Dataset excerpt

• • • •

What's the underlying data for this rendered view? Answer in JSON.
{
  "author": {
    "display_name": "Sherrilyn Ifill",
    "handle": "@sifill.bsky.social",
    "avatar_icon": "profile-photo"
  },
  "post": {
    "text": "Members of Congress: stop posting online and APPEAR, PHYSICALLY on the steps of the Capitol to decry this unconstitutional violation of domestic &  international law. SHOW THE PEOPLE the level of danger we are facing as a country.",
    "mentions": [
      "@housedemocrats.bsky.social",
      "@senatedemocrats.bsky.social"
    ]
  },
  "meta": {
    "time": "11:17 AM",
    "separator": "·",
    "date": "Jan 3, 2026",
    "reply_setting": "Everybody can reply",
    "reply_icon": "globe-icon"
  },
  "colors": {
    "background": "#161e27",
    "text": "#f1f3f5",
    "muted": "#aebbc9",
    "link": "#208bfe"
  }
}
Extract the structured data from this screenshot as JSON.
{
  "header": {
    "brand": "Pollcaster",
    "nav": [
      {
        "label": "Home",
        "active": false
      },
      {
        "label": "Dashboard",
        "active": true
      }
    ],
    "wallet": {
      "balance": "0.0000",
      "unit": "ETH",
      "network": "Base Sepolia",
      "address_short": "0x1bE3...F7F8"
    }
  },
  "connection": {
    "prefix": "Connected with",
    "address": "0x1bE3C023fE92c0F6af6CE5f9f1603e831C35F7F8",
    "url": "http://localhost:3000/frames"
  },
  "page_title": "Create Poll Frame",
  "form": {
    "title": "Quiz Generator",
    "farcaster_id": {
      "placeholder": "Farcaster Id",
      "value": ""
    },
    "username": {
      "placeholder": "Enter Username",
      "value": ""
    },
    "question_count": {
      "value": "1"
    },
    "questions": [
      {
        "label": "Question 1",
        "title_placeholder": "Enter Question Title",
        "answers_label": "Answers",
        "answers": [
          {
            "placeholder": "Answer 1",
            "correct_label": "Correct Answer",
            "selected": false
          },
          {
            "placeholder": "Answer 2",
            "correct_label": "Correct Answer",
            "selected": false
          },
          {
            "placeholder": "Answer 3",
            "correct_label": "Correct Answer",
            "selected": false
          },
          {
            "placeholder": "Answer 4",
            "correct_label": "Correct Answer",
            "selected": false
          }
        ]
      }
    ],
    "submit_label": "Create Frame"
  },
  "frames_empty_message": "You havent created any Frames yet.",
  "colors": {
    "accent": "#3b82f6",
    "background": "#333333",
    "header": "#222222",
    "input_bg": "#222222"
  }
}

• • • •

Exercise
Go over the data above and copy every line that has the word "social" in it.

Written solution
    "handle": "@sifill.bsky.social",
      "@housedemocrats.bsky.social",
      "@senatedemocrats.bsky.social"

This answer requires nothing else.